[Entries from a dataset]
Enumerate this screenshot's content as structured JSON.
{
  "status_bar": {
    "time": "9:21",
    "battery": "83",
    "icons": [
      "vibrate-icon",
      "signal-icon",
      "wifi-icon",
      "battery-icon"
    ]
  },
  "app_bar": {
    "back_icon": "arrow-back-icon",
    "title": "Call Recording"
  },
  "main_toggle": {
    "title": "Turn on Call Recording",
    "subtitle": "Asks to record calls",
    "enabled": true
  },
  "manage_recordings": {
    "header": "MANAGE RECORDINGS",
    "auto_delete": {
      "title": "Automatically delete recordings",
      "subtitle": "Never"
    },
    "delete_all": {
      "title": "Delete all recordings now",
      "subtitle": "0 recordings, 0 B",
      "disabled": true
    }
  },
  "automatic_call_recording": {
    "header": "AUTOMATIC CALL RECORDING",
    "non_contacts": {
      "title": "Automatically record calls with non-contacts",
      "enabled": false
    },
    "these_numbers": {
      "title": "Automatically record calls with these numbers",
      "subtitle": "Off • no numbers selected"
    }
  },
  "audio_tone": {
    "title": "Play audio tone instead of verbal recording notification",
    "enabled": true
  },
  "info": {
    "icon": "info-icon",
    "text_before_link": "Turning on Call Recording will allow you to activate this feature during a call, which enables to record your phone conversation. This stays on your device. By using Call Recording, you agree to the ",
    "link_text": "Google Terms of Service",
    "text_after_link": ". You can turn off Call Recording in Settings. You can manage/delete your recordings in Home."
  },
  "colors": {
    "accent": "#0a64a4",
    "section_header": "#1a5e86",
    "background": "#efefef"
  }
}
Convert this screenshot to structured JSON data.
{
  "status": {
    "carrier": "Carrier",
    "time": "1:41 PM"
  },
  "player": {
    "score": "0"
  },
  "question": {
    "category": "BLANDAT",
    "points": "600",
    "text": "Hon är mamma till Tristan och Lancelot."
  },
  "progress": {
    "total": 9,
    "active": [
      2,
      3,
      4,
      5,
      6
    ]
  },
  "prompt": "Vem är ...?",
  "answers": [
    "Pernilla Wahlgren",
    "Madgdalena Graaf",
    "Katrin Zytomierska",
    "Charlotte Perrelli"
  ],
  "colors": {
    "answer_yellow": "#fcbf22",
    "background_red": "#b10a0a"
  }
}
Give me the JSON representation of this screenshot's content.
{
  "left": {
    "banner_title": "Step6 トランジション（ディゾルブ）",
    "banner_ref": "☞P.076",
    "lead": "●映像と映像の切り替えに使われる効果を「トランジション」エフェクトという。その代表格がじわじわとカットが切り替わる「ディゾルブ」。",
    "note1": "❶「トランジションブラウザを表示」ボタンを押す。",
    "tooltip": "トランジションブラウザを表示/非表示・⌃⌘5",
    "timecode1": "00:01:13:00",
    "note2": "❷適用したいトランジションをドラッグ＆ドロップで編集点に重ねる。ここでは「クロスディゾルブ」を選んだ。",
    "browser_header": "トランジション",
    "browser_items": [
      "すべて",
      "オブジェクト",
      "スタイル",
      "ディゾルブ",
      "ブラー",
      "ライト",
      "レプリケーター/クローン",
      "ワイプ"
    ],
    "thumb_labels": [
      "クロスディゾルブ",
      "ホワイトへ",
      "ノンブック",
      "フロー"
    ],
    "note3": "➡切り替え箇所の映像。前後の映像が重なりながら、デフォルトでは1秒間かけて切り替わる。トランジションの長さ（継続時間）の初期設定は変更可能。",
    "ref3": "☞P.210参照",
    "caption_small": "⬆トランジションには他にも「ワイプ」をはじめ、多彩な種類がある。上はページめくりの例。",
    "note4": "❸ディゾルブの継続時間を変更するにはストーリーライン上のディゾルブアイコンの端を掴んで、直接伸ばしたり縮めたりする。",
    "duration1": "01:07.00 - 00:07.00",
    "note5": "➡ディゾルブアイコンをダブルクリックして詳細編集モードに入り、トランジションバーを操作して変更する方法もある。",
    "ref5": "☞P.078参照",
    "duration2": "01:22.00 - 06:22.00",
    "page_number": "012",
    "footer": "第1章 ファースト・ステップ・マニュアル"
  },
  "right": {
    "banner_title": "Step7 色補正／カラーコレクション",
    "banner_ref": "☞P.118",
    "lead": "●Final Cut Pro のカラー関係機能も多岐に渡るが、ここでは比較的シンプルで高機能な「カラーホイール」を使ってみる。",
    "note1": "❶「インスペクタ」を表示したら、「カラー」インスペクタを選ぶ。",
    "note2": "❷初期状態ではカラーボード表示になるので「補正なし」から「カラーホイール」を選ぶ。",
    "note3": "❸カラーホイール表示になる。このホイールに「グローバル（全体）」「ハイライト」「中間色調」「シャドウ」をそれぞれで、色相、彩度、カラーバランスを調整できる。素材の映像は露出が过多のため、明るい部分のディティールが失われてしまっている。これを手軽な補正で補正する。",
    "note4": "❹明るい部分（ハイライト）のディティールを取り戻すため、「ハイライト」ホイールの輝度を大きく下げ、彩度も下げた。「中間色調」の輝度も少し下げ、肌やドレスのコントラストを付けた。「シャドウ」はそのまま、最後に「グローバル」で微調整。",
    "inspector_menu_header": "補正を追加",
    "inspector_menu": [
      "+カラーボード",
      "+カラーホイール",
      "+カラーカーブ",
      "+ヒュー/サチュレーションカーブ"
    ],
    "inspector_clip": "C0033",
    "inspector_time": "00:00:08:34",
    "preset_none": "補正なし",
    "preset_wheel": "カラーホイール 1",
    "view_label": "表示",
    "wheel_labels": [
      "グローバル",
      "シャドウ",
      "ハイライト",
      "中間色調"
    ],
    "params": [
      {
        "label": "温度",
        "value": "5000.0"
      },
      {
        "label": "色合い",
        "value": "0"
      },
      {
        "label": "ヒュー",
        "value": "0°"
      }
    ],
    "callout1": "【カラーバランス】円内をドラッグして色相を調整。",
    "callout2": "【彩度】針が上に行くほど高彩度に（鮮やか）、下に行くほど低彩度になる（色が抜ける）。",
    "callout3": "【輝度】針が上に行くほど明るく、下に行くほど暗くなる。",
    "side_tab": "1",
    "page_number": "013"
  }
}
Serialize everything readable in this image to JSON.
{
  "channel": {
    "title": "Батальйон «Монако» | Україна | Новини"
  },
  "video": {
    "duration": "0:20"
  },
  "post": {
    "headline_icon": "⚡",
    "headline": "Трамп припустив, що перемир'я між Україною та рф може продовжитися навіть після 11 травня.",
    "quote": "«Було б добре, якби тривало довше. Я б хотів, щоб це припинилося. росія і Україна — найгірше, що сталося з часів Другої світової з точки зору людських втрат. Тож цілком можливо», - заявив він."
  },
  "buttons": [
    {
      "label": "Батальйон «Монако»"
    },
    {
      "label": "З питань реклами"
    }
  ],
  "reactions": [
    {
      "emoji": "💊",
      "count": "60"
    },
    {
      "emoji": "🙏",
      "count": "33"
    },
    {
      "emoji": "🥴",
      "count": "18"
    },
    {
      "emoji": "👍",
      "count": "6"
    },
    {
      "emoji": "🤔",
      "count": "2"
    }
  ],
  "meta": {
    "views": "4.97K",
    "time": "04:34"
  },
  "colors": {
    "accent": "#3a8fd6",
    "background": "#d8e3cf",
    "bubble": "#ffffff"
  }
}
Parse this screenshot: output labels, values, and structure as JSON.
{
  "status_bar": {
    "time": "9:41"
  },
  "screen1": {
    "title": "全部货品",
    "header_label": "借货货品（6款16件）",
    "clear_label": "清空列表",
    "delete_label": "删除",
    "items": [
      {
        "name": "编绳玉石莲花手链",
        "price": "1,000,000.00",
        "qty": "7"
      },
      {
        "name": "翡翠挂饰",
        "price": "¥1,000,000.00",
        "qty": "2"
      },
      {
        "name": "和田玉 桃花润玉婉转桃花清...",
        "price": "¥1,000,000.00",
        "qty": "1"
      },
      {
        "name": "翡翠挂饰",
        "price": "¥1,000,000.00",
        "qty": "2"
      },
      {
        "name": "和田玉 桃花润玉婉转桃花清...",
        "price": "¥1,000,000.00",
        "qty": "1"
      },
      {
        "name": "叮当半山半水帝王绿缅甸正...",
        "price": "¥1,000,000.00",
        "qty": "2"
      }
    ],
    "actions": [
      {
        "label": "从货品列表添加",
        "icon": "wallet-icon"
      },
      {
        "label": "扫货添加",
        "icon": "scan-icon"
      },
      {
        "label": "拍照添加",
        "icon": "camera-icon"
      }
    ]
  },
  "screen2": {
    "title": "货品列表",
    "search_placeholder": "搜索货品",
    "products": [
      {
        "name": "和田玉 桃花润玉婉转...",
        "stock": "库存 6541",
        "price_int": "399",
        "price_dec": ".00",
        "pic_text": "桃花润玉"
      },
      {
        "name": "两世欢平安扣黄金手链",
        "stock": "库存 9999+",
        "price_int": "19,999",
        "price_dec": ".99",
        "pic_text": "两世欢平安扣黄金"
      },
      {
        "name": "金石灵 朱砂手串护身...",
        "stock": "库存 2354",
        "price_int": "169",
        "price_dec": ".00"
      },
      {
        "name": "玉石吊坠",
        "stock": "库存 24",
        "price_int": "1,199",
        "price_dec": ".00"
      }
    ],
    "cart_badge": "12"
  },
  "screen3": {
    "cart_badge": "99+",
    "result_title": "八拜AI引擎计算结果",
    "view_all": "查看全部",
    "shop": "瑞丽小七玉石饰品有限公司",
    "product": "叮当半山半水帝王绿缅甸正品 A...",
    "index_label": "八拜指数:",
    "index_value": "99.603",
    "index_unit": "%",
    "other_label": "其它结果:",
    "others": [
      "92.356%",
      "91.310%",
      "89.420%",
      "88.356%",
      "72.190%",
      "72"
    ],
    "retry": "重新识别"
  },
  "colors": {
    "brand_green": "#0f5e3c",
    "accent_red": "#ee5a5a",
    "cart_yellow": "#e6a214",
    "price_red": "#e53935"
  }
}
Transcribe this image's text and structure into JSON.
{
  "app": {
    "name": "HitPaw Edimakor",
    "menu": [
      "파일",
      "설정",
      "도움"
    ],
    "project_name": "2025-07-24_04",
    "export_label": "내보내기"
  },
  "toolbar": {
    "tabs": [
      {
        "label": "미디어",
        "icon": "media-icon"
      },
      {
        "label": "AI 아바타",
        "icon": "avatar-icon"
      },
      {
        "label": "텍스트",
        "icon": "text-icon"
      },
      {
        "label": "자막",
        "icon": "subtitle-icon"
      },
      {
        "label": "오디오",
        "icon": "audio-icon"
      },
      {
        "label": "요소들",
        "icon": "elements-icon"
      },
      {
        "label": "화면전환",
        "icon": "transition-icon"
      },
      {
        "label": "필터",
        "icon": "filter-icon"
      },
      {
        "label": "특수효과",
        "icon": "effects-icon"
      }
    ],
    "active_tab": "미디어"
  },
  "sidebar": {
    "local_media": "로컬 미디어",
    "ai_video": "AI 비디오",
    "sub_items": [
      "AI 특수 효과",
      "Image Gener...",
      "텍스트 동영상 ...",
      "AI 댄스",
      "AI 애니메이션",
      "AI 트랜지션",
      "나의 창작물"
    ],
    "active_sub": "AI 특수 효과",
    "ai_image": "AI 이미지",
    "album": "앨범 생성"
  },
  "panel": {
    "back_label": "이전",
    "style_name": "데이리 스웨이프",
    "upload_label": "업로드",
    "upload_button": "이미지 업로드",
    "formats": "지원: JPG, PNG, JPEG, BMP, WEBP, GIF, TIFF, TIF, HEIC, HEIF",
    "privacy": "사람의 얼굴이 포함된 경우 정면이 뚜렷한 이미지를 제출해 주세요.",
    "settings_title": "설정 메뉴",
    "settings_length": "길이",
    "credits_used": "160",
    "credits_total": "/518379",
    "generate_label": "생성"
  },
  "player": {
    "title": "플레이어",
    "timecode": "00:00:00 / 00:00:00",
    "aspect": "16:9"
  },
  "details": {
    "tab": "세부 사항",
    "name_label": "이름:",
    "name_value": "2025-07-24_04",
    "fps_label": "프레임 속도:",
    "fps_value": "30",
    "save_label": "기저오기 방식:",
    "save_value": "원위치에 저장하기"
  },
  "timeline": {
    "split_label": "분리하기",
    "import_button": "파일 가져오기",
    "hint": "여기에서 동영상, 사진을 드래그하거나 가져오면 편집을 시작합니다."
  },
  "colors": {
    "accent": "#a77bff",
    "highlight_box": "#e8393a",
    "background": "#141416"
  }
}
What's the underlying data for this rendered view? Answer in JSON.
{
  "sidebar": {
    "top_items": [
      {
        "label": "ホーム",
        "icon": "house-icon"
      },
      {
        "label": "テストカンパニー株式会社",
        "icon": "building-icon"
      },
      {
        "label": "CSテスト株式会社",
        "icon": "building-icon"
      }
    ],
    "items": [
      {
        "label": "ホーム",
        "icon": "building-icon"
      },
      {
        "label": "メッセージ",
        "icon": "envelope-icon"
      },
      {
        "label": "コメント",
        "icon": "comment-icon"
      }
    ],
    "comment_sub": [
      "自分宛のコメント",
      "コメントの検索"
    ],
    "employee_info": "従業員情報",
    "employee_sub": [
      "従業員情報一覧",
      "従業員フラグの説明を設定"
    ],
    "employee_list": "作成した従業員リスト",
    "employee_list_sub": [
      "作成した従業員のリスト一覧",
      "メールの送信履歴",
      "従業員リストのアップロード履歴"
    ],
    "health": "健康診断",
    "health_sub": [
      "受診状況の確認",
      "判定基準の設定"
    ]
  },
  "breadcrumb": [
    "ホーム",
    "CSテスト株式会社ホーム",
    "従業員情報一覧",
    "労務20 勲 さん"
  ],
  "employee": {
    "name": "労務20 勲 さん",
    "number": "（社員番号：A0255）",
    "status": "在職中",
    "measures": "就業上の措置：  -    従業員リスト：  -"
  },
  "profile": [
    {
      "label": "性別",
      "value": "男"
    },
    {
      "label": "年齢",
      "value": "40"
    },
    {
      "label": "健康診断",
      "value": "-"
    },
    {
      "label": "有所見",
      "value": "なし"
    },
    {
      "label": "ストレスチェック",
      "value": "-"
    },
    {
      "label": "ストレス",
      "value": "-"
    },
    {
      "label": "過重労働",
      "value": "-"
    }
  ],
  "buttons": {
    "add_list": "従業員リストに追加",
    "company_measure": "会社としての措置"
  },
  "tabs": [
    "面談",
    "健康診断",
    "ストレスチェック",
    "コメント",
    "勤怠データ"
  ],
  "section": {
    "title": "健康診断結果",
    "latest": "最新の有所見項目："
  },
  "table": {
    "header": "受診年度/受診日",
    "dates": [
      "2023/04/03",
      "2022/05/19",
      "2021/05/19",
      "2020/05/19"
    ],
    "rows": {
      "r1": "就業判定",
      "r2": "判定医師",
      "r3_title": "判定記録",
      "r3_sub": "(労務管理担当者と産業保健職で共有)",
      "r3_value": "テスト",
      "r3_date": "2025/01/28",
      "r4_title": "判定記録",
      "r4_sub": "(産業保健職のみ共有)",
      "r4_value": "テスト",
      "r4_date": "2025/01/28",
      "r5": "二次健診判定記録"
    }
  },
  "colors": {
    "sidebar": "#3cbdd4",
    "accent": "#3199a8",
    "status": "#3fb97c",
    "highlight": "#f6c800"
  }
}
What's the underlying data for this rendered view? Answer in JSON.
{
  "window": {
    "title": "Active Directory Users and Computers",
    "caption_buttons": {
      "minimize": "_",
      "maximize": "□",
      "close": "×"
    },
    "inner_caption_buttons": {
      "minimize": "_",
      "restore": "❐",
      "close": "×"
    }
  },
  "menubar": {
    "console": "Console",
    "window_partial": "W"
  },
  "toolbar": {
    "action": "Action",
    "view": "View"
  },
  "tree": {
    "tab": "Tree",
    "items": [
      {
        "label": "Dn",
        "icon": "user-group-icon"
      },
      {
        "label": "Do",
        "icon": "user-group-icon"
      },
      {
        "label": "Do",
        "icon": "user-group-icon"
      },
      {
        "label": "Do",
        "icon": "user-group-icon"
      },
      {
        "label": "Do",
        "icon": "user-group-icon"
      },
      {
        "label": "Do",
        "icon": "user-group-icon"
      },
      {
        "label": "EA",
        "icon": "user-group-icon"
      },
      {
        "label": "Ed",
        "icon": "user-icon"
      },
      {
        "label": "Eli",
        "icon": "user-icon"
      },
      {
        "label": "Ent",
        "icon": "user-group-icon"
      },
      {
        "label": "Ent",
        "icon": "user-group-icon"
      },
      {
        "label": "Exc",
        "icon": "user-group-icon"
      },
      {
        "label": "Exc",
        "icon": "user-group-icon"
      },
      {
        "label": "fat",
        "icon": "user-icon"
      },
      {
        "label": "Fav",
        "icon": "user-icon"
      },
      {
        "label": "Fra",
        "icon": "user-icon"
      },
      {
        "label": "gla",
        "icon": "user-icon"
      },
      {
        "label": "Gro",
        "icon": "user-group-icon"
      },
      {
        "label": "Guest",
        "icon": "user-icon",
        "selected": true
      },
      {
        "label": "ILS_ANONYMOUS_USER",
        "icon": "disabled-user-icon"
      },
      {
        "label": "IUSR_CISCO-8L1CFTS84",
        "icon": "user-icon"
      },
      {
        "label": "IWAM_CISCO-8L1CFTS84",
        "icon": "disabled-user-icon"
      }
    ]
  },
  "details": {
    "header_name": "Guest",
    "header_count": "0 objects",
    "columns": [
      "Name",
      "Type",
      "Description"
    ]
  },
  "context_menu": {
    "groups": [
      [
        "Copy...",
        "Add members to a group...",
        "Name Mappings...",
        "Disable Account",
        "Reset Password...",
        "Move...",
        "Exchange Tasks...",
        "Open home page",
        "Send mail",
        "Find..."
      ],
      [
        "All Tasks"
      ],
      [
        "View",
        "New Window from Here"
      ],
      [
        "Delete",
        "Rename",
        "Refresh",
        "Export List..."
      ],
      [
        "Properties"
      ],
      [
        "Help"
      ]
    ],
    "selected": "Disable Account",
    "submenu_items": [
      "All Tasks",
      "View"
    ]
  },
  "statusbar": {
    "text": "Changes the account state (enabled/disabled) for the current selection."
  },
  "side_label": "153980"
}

YOUR TASK: Among the lines of the data, identify those with the word "トランジションブラウザを表示". Copy each of them.

EXERCISE RESULT:
    "note1": "❶「トランジションブラウザを表示」ボタンを押す。",
    "tooltip": "トランジションブラウザを表示/非表示・⌃⌘5",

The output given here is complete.